Records from a collection
= = =

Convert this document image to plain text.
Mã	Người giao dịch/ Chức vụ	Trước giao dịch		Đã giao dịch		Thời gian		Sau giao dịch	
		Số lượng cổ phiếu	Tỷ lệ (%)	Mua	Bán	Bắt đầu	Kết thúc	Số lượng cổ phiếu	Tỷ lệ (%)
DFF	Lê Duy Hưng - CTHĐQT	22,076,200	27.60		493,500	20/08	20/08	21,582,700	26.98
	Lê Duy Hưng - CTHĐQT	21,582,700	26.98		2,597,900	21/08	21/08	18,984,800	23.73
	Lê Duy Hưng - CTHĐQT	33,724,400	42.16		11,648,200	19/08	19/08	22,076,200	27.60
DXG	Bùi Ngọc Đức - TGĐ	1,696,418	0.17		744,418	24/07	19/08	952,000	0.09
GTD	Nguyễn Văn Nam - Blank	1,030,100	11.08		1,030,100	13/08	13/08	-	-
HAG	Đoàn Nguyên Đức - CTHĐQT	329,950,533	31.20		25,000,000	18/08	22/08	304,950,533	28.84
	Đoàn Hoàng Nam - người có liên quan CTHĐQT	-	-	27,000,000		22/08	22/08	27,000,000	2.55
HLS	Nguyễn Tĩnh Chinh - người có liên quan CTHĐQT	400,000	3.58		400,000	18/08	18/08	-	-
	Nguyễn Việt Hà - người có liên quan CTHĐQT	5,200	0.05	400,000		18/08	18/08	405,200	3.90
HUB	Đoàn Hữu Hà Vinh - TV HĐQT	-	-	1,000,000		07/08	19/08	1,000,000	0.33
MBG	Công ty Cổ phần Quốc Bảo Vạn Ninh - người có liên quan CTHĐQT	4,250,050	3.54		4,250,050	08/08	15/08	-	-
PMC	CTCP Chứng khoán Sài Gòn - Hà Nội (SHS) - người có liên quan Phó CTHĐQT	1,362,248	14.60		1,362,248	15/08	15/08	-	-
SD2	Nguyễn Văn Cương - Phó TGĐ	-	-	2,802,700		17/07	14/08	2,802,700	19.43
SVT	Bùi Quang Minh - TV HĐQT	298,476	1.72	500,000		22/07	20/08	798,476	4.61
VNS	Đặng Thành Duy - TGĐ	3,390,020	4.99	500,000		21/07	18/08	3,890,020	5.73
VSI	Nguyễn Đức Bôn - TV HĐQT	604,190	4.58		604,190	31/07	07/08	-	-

= = =

EXERCISE DESCRIPTION: Reply with one number only: how many lines of the listing hold "liên"?

SOLUTION: 5